begin Task input

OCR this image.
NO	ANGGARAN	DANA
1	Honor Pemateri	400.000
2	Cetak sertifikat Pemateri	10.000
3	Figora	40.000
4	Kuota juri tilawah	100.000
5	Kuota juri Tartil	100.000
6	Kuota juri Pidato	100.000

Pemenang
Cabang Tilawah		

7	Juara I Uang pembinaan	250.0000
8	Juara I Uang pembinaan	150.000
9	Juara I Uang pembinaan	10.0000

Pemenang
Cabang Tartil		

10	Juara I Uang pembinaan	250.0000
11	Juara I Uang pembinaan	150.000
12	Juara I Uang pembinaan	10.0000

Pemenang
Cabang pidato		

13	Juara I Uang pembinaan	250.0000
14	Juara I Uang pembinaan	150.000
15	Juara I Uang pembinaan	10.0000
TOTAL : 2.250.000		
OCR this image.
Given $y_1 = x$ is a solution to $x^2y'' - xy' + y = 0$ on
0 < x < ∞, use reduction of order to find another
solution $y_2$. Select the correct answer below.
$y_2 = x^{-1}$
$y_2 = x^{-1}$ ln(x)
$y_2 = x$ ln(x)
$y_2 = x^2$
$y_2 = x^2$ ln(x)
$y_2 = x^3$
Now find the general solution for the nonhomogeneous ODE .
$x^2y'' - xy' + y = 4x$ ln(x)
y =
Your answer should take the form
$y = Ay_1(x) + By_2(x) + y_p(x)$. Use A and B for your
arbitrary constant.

end Task input

What is being asked> Each line of the data that includes the word "solution" counts once; report the total and nothing more.

Task answer> 3